**TASK DIRECTIONS:** Filter the entries below, keeping only lines with the word "category".

+++ SOURCE RECORDS

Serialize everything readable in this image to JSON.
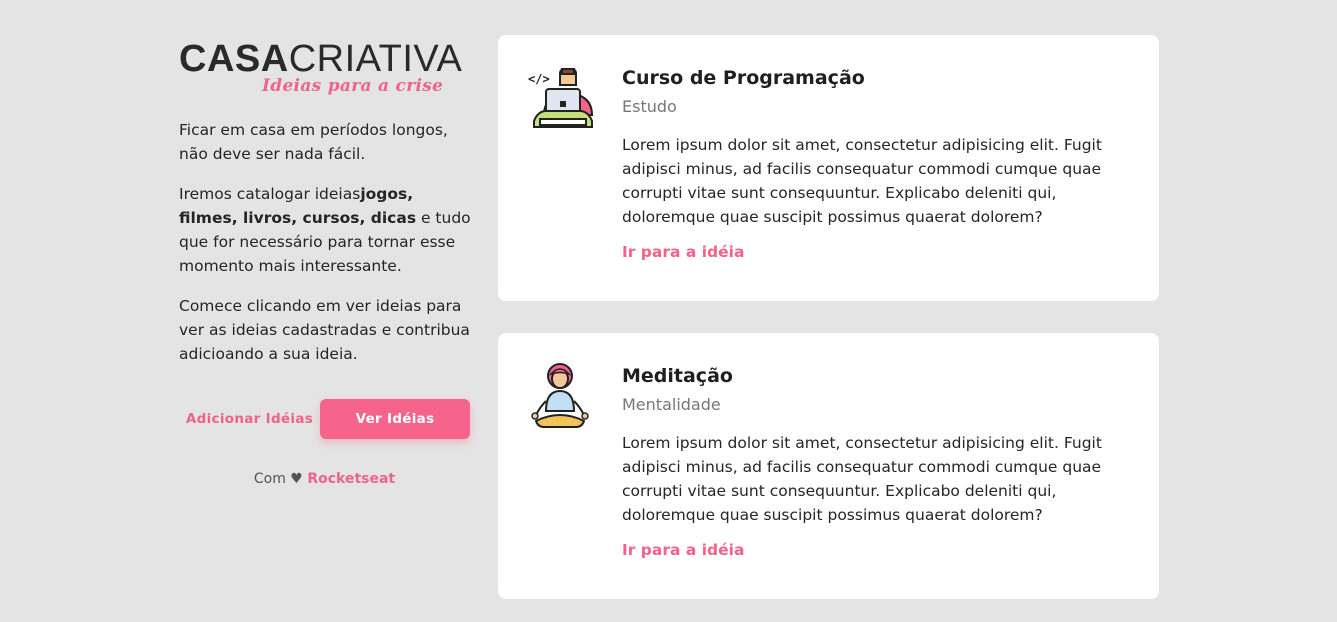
{
  "logo": {
    "part1": "CASA",
    "part2": "CRIATIVA",
    "tagline": "Ideias para a crise"
  },
  "intro": {
    "p1": "Ficar em casa em períodos longos, não deve ser nada fácil.",
    "p2_before": "Iremos catalogar ideias",
    "p2_bold": "jogos, filmes, livros, cursos, dicas",
    "p2_after": " e tudo que for necessário para tornar esse momento mais interessante.",
    "p3": "Comece clicando em ver ideias para ver as ideias cadastradas e contribua adicioando a sua ideia."
  },
  "actions": {
    "add_label": "Adicionar Idéias",
    "see_label": "Ver Idéias"
  },
  "credit": {
    "prefix": "Com ♥ ",
    "brand": "Rocketseat"
  },
  "cards": [
    {
      "icon": "programmer-laptop-icon",
      "title": "Curso de Programação",
      "category": "Estudo",
      "description": "Lorem ipsum dolor sit amet, consectetur adipisicing elit. Fugit adipisci minus, ad facilis consequatur commodi cumque quae corrupti vitae sunt consequuntur. Explicabo deleniti qui, doloremque quae suscipit possimus quaerat dolorem?",
      "link": "Ir para a idéia"
    },
    {
      "icon": "meditation-person-icon",
      "title": "Meditação",
      "category": "Mentalidade",
      "description": "Lorem ipsum dolor sit amet, consectetur adipisicing elit. Fugit adipisci minus, ad facilis consequatur commodi cumque quae corrupti vitae sunt consequuntur. Explicabo deleniti qui, doloremque quae suscipit possimus quaerat dolorem?",
      "link": "Ir para a idéia"
    }
  ],
  "colors": {
    "accent": "#f6648c",
    "background": "#e4e4e4",
    "card": "#ffffff"
  }
}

++++++

**COMPLETE RESPONSE:**
      "category": "Estudo",
      "category": "Mentalidade",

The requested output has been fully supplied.